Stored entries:

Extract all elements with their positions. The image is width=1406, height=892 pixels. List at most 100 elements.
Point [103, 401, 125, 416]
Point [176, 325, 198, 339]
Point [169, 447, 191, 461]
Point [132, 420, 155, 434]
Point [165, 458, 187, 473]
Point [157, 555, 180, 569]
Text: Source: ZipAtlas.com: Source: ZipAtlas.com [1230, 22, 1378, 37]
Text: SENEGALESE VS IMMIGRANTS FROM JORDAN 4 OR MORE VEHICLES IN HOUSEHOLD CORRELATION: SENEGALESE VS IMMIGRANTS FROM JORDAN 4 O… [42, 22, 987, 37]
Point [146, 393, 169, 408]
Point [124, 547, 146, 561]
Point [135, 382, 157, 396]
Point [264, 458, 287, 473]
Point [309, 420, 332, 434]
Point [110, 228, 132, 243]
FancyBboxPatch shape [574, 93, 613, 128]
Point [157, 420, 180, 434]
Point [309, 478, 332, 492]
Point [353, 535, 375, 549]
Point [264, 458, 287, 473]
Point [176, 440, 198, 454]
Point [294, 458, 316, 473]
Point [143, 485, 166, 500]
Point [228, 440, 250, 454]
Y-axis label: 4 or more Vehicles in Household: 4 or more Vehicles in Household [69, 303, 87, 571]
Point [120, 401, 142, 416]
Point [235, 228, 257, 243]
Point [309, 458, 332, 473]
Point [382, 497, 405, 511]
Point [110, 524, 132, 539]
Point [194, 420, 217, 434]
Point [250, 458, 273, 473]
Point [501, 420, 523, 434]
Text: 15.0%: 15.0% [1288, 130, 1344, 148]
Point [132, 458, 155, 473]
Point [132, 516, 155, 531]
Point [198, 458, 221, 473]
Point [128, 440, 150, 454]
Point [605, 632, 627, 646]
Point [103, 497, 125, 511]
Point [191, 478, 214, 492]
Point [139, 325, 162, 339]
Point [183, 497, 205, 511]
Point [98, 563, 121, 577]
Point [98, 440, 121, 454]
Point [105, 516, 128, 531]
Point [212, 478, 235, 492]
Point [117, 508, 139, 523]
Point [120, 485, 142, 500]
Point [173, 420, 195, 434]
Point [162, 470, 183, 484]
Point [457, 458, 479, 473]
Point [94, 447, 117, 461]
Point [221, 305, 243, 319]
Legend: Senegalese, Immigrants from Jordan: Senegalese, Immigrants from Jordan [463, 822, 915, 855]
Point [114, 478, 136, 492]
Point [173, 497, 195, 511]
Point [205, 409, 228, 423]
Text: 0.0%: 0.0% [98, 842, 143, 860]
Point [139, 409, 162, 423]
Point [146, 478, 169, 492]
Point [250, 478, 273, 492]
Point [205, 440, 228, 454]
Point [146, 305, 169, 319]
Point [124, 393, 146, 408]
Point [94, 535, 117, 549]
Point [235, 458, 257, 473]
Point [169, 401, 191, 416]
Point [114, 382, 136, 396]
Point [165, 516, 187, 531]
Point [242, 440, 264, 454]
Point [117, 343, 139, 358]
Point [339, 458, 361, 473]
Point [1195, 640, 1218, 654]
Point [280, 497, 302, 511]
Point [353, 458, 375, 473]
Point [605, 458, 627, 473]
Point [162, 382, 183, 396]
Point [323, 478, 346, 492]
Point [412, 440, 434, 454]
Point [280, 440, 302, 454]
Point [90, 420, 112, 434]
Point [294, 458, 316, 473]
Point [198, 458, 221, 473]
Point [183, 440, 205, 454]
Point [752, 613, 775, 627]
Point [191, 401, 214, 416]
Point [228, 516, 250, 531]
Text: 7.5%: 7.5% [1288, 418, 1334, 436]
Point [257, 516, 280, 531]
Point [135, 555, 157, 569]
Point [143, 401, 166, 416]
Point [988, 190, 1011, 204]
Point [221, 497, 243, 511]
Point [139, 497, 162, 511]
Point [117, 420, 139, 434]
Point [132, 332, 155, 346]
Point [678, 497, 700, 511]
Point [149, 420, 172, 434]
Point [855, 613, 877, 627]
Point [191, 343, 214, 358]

### Requirements
Reproduce the entries from the beginning through the line containing "Point [309, 458, 332, 473]", replacing "Y-axis label" with "Vertical axis label" and leaving every other detail unaltered.

### Output below
Extract all elements with their positions. The image is width=1406, height=892 pixels. List at most 100 elements.
Point [103, 401, 125, 416]
Point [176, 325, 198, 339]
Point [169, 447, 191, 461]
Point [132, 420, 155, 434]
Point [165, 458, 187, 473]
Point [157, 555, 180, 569]
Text: Source: ZipAtlas.com: Source: ZipAtlas.com [1230, 22, 1378, 37]
Text: SENEGALESE VS IMMIGRANTS FROM JORDAN 4 OR MORE VEHICLES IN HOUSEHOLD CORRELATION: SENEGALESE VS IMMIGRANTS FROM JORDAN 4 O… [42, 22, 987, 37]
Point [146, 393, 169, 408]
Point [124, 547, 146, 561]
Point [135, 382, 157, 396]
Point [264, 458, 287, 473]
Point [309, 420, 332, 434]
Point [110, 228, 132, 243]
FancyBboxPatch shape [574, 93, 613, 128]
Point [157, 420, 180, 434]
Point [309, 478, 332, 492]
Point [353, 535, 375, 549]
Point [264, 458, 287, 473]
Point [176, 440, 198, 454]
Point [294, 458, 316, 473]
Point [143, 485, 166, 500]
Point [228, 440, 250, 454]
Vertical axis label: 4 or more Vehicles in Household: 4 or more Vehicles in Household [69, 303, 87, 571]
Point [120, 401, 142, 416]
Point [235, 228, 257, 243]
Point [309, 458, 332, 473]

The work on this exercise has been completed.